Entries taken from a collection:
_____

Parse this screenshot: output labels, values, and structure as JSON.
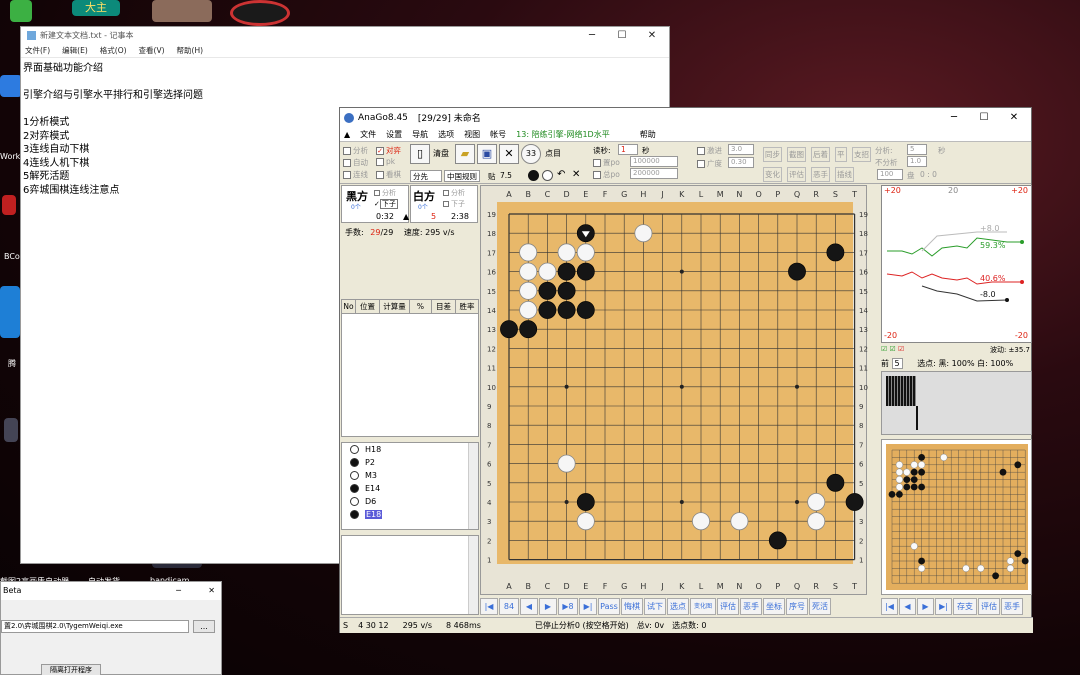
{
  "desktop": {
    "label_daguan": "大主",
    "label_work": "Work",
    "label_bc": "BCo",
    "label_teng": "腾",
    "label_autoshot": "自动发货",
    "label_bandicam": "bandicam",
    "label_maker": "截图2高画质自动器"
  },
  "notepad": {
    "title": "新建文本文档.txt - 记事本",
    "menu": [
      "文件(F)",
      "编辑(E)",
      "格式(O)",
      "查看(V)",
      "帮助(H)"
    ],
    "lines": [
      "界面基础功能介绍",
      "",
      "引擎介绍与引擎水平排行和引擎选择问题",
      "",
      "1分析模式",
      "2对弈模式",
      "3连线自动下棋",
      "4连线人机下棋",
      "5解死活题",
      "6弈城围棋连线注意点"
    ]
  },
  "dialog": {
    "title": "Beta",
    "path": "置2.0\\弈城围棋2.0\\TygemWeiqi.exe",
    "browse": "...",
    "open_button": "隔离打开程序"
  },
  "anago": {
    "title": "AnaGo8.45",
    "title_info": "[29/29] 未命名",
    "menu": [
      "文件",
      "设置",
      "导航",
      "选项",
      "视图",
      "帐号"
    ],
    "engine_label": "13: 陪练引擎-网络1D水平",
    "help": "帮助",
    "toolbar": {
      "analyze": "分析",
      "auto": "自动",
      "connect": "连线",
      "vs": "对弈",
      "pk": "pk",
      "watch": "看棋",
      "clear": "清盘",
      "dianmu": "点目",
      "readsec_label": "读秒:",
      "readsec": "1",
      "sec": "秒",
      "po1": "置po",
      "po1_val": "100000",
      "po2": "总po",
      "po2_val": "200000",
      "rules_mode": "分先",
      "rules": "中国规则",
      "komi_label": "贴",
      "komi": "7.5",
      "jiji": "激进",
      "jiji_val": "3.0",
      "guangdu": "广度",
      "guangdu_val": "0.30",
      "tongbu": "同步",
      "jietu": "截图",
      "houzhao": "后着",
      "pinggu": "评估",
      "sishou": "恶手",
      "bianhua": "变化",
      "zhibo": "支招",
      "chaxian": "插线",
      "fenxi": "分析:",
      "budeifen": "不分析",
      "pan": "盘",
      "n5": "5",
      "n10": "1.0",
      "n100": "100",
      "score": "0 : 0",
      "miao": "秒",
      "ping": "平"
    },
    "players": {
      "black": "黑方",
      "white": "白方",
      "black_count": "0个",
      "white_count": "0个",
      "fenxi": "分析",
      "xiazi": "下子",
      "black_time": "0:32",
      "move_mark": "5",
      "white_time": "2:38"
    },
    "moves_label": "手数:",
    "moves_cur": "29",
    "moves_total": "/29",
    "speed_label": "速度:",
    "speed": "295 v/s",
    "table_headers": [
      "No",
      "位置",
      "计算量",
      "%",
      "目差",
      "胜率"
    ],
    "move_list": [
      {
        "color": "white",
        "move": "H18"
      },
      {
        "color": "black",
        "move": "P2"
      },
      {
        "color": "white",
        "move": "M3"
      },
      {
        "color": "black",
        "move": "E14"
      },
      {
        "color": "white",
        "move": "D6"
      },
      {
        "color": "black",
        "move": "E18"
      }
    ],
    "board": {
      "cols": [
        "A",
        "B",
        "C",
        "D",
        "E",
        "F",
        "G",
        "H",
        "J",
        "K",
        "L",
        "M",
        "N",
        "O",
        "P",
        "Q",
        "R",
        "S",
        "T"
      ],
      "rows": [
        "19",
        "18",
        "17",
        "16",
        "15",
        "14",
        "13",
        "12",
        "11",
        "10",
        "9",
        "8",
        "7",
        "6",
        "5",
        "4",
        "3",
        "2",
        "1"
      ],
      "black": [
        "E18",
        "S17",
        "D16",
        "E16",
        "Q16",
        "C15",
        "D15",
        "C14",
        "D14",
        "E14",
        "A13",
        "B13",
        "S5",
        "E4",
        "T4",
        "P2"
      ],
      "white": [
        "H18",
        "B17",
        "D17",
        "E17",
        "B16",
        "C16",
        "B15",
        "B14",
        "D6",
        "R4",
        "E3",
        "L3",
        "N3",
        "R3"
      ],
      "last": "E18"
    },
    "graph": {
      "top_left": "+20",
      "top_mid": "20",
      "top_right": "+20",
      "bot_left": "-20",
      "bot_right": "-20",
      "v1": "+8.0",
      "v2": "59.3%",
      "v3": "40.6%",
      "v4": "-8.0",
      "bodong": "波动: ±35.7"
    },
    "winrate": {
      "qian": "前",
      "qian_val": "5",
      "pick": "选点:",
      "black": "黑: 100%",
      "white": "白: 100%"
    },
    "bottom_buttons": [
      "84",
      "Pass",
      "悔棋",
      "试下",
      "选点",
      "变化图",
      "评估",
      "恶手",
      "坐标",
      "序号",
      "死活"
    ],
    "right_buttons": [
      "存支",
      "评估",
      "恶手"
    ],
    "status": {
      "s": "S",
      "nums": "4  30  12",
      "speed": "295 v/s",
      "ms": "8  468ms",
      "msg": "已停止分析0 (按空格开始)",
      "total": "总v: 0v",
      "pick": "选点数: 0"
    }
  }
}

_____

Task directions> Return all the entries word for word, but omit any pictures they contain.

Final answer>
Parse this screenshot: output labels, values, and structure as JSON.
{
  "desktop": {
    "label_daguan": "大主",
    "label_work": "Work",
    "label_bc": "BCo",
    "label_teng": "腾",
    "label_autoshot": "自动发货",
    "label_bandicam": "bandicam",
    "label_maker": "截图2高画质自动器"
  },
  "notepad": {
    "title": "新建文本文档.txt - 记事本",
    "menu": [
      "文件(F)",
      "编辑(E)",
      "格式(O)",
      "查看(V)",
      "帮助(H)"
    ],
    "lines": [
      "界面基础功能介绍",
      "",
      "引擎介绍与引擎水平排行和引擎选择问题",
      "",
      "1分析模式",
      "2对弈模式",
      "3连线自动下棋",
      "4连线人机下棋",
      "5解死活题",
      "6弈城围棋连线注意点"
    ]
  },
  "dialog": {
    "title": "Beta",
    "path": "置2.0\\弈城围棋2.0\\TygemWeiqi.exe",
    "browse": "...",
    "open_button": "隔离打开程序"
  },
  "anago": {
    "title": "AnaGo8.45",
    "title_info": "[29/29] 未命名",
    "menu": [
      "文件",
      "设置",
      "导航",
      "选项",
      "视图",
      "帐号"
    ],
    "engine_label": "13: 陪练引擎-网络1D水平",
    "help": "帮助",
    "toolbar": {
      "analyze": "分析",
      "auto": "自动",
      "connect": "连线",
      "vs": "对弈",
      "pk": "pk",
      "watch": "看棋",
      "clear": "清盘",
      "dianmu": "点目",
      "readsec_label": "读秒:",
      "readsec": "1",
      "sec": "秒",
      "po1": "置po",
      "po1_val": "100000",
      "po2": "总po",
      "po2_val": "200000",
      "rules_mode": "分先",
      "rules": "中国规则",
      "komi_label": "贴",
      "komi": "7.5",
      "jiji": "激进",
      "jiji_val": "3.0",
      "guangdu": "广度",
      "guangdu_val": "0.30",
      "tongbu": "同步",
      "jietu": "截图",
      "houzhao": "后着",
      "pinggu": "评估",
      "sishou": "恶手",
      "bianhua": "变化",
      "zhibo": "支招",
      "chaxian": "插线",
      "fenxi": "分析:",
      "budeifen": "不分析",
      "pan": "盘",
      "n5": "5",
      "n10": "1.0",
      "n100": "100",
      "score": "0 : 0",
      "miao": "秒",
      "ping": "平"
    },
    "players": {
      "black": "黑方",
      "white": "白方",
      "black_count": "0个",
      "white_count": "0个",
      "fenxi": "分析",
      "xiazi": "下子",
      "black_time": "0:32",
      "move_mark": "5",
      "white_time": "2:38"
    },
    "moves_label": "手数:",
    "moves_cur": "29",
    "moves_total": "/29",
    "speed_label": "速度:",
    "speed": "295 v/s",
    "table_headers": [
      "No",
      "位置",
      "计算量",
      "%",
      "目差",
      "胜率"
    ],
    "move_list": [
      {
        "color": "white",
        "move": "H18"
      },
      {
        "color": "black",
        "move": "P2"
      },
      {
        "color": "white",
        "move": "M3"
      },
      {
        "color": "black",
        "move": "E14"
      },
      {
        "color": "white",
        "move": "D6"
      },
      {
        "color": "black",
        "move": "E18"
      }
    ],
    "board": {
      "cols": [
        "A",
        "B",
        "C",
        "D",
        "E",
        "F",
        "G",
        "H",
        "J",
        "K",
        "L",
        "M",
        "N",
        "O",
        "P",
        "Q",
        "R",
        "S",
        "T"
      ],
      "rows": [
        "19",
        "18",
        "17",
        "16",
        "15",
        "14",
        "13",
        "12",
        "11",
        "10",
        "9",
        "8",
        "7",
        "6",
        "5",
        "4",
        "3",
        "2",
        "1"
      ],
      "black": [
        "E18",
        "S17",
        "D16",
        "E16",
        "Q16",
        "C15",
        "D15",
        "C14",
        "D14",
        "E14",
        "A13",
        "B13",
        "S5",
        "E4",
        "T4",
        "P2"
      ],
      "white": [
        "H18",
        "B17",
        "D17",
        "E17",
        "B16",
        "C16",
        "B15",
        "B14",
        "D6",
        "R4",
        "E3",
        "L3",
        "N3",
        "R3"
      ],
      "last": "E18"
    },
    "graph": {
      "top_left": "+20",
      "top_mid": "20",
      "top_right": "+20",
      "bot_left": "-20",
      "bot_right": "-20",
      "v1": "+8.0",
      "v2": "59.3%",
      "v3": "40.6%",
      "v4": "-8.0",
      "bodong": "波动: ±35.7"
    },
    "winrate": {
      "qian": "前",
      "qian_val": "5",
      "pick": "选点:",
      "black": "黑: 100%",
      "white": "白: 100%"
    },
    "bottom_buttons": [
      "84",
      "Pass",
      "悔棋",
      "试下",
      "选点",
      "变化图",
      "评估",
      "恶手",
      "坐标",
      "序号",
      "死活"
    ],
    "right_buttons": [
      "存支",
      "评估",
      "恶手"
    ],
    "status": {
      "s": "S",
      "nums": "4  30  12",
      "speed": "295 v/s",
      "ms": "8  468ms",
      "msg": "已停止分析0 (按空格开始)",
      "total": "总v: 0v",
      "pick": "选点数: 0"
    }
  }
}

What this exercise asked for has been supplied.